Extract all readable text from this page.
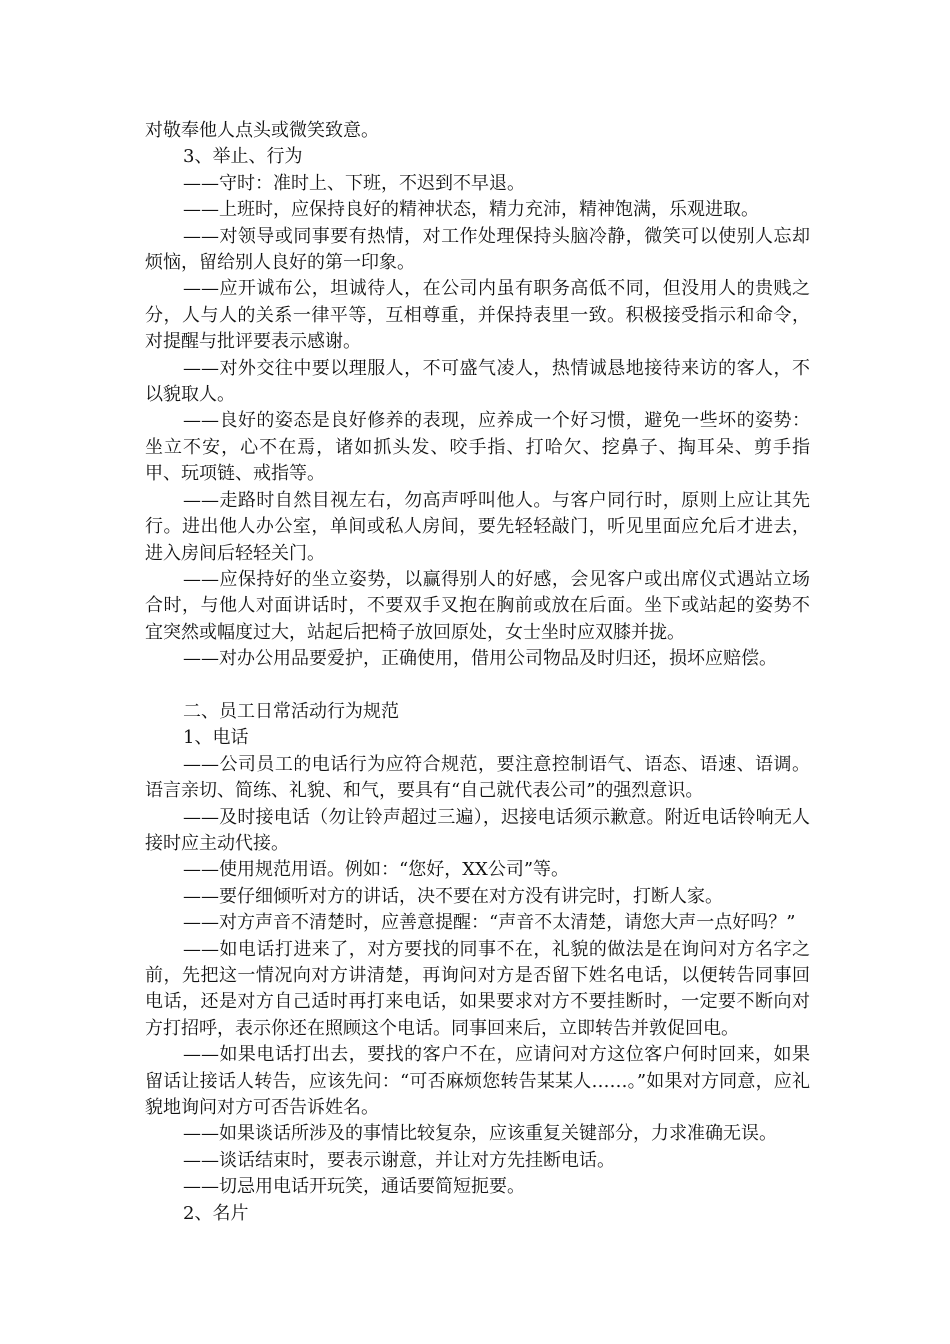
对敬奉他人点头或微笑致意。

3、举止、行为

——守时：准时上、下班，不迟到不早退。

——上班时，应保持良好的精神状态，精力充沛，精神饱满，乐观进取。

——对领导或同事要有热情，对工作处理保持头脑冷静，微笑可以使别人忘却烦恼，留给别人良好的第一印象。

——应开诚布公，坦诚待人，在公司内虽有职务高低不同，但没用人的贵贱之分，人与人的关系一律平等，互相尊重，并保持表里一致。积极接受指示和命令，对提醒与批评要表示感谢。

——对外交往中要以理服人，不可盛气凌人，热情诚恳地接待来访的客人，不以貌取人。

——良好的姿态是良好修养的表现，应养成一个好习惯，避免一些坏的姿势：坐立不安，心不在焉，诸如抓头发、咬手指、打哈欠、挖鼻子、掏耳朵、剪手指甲、玩项链、戒指等。

——走路时自然目视左右，勿高声呼叫他人。与客户同行时，原则上应让其先行。进出他人办公室，单间或私人房间，要先轻轻敲门，听见里面应允后才进去，进入房间后轻轻关门。

——应保持好的坐立姿势，以赢得别人的好感，会见客户或出席仪式遇站立场合时，与他人对面讲话时，不要双手叉抱在胸前或放在后面。坐下或站起的姿势不宜突然或幅度过大，站起后把椅子放回原处，女士坐时应双膝并拢。

——对办公用品要爱护，正确使用，借用公司物品及时归还，损坏应赔偿。

二、员工日常活动行为规范

1、电话

——公司员工的电话行为应符合规范，要注意控制语气、语态、语速、语调。语言亲切、简练、礼貌、和气，要具有“自己就代表公司”的强烈意识。

——及时接电话（勿让铃声超过三遍），迟接电话须示歉意。附近电话铃响无人接时应主动代接。

——使用规范用语。例如：“您好，XX公司”等。

——要仔细倾听对方的讲话，决不要在对方没有讲完时，打断人家。

——对方声音不清楚时，应善意提醒：“声音不太清楚，请您大声一点好吗？”

——如电话打进来了，对方要找的同事不在，礼貌的做法是在询问对方名字之前，先把这一情况向对方讲清楚，再询问对方是否留下姓名电话，以便转告同事回电话，还是对方自己适时再打来电话，如果要求对方不要挂断时，一定要不断向对方打招呼，表示你还在照顾这个电话。同事回来后，立即转告并敦促回电。

——如果电话打出去，要找的客户不在，应请问对方这位客户何时回来，如果留话让接话人转告，应该先问：“可否麻烦您转告某某人……。”如果对方同意，应礼貌地询问对方可否告诉姓名。

——如果谈话所涉及的事情比较复杂，应该重复关键部分，力求准确无误。

——谈话结束时，要表示谢意，并让对方先挂断电话。

——切忌用电话开玩笑，通话要简短扼要。

2、名片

**Description of the task**
Quote all the lines above exactly as given. Do not include the pictures.

**Written solution**
Extract all readable text from this page.
对敬奉他人点头或微笑致意。

3、举止、行为

——守时：准时上、下班，不迟到不早退。

——上班时，应保持良好的精神状态，精力充沛，精神饱满，乐观进取。

——对领导或同事要有热情，对工作处理保持头脑冷静，微笑可以使别人忘却烦恼，留给别人良好的第一印象。

——应开诚布公，坦诚待人，在公司内虽有职务高低不同，但没用人的贵贱之分，人与人的关系一律平等，互相尊重，并保持表里一致。积极接受指示和命令，对提醒与批评要表示感谢。

——对外交往中要以理服人，不可盛气凌人，热情诚恳地接待来访的客人，不以貌取人。

——良好的姿态是良好修养的表现，应养成一个好习惯，避免一些坏的姿势：坐立不安，心不在焉，诸如抓头发、咬手指、打哈欠、挖鼻子、掏耳朵、剪手指甲、玩项链、戒指等。

——走路时自然目视左右，勿高声呼叫他人。与客户同行时，原则上应让其先行。进出他人办公室，单间或私人房间，要先轻轻敲门，听见里面应允后才进去，进入房间后轻轻关门。

——应保持好的坐立姿势，以赢得别人的好感，会见客户或出席仪式遇站立场合时，与他人对面讲话时，不要双手叉抱在胸前或放在后面。坐下或站起的姿势不宜突然或幅度过大，站起后把椅子放回原处，女士坐时应双膝并拢。

——对办公用品要爱护，正确使用，借用公司物品及时归还，损坏应赔偿。

二、员工日常活动行为规范

1、电话

——公司员工的电话行为应符合规范，要注意控制语气、语态、语速、语调。语言亲切、简练、礼貌、和气，要具有“自己就代表公司”的强烈意识。

——及时接电话（勿让铃声超过三遍），迟接电话须示歉意。附近电话铃响无人接时应主动代接。

——使用规范用语。例如：“您好，XX公司”等。

——要仔细倾听对方的讲话，决不要在对方没有讲完时，打断人家。

——对方声音不清楚时，应善意提醒：“声音不太清楚，请您大声一点好吗？”

——如电话打进来了，对方要找的同事不在，礼貌的做法是在询问对方名字之前，先把这一情况向对方讲清楚，再询问对方是否留下姓名电话，以便转告同事回电话，还是对方自己适时再打来电话，如果要求对方不要挂断时，一定要不断向对方打招呼，表示你还在照顾这个电话。同事回来后，立即转告并敦促回电。

——如果电话打出去，要找的客户不在，应请问对方这位客户何时回来，如果留话让接话人转告，应该先问：“可否麻烦您转告某某人……。”如果对方同意，应礼貌地询问对方可否告诉姓名。

——如果谈话所涉及的事情比较复杂，应该重复关键部分，力求准确无误。

——谈话结束时，要表示谢意，并让对方先挂断电话。

——切忌用电话开玩笑，通话要简短扼要。

2、名片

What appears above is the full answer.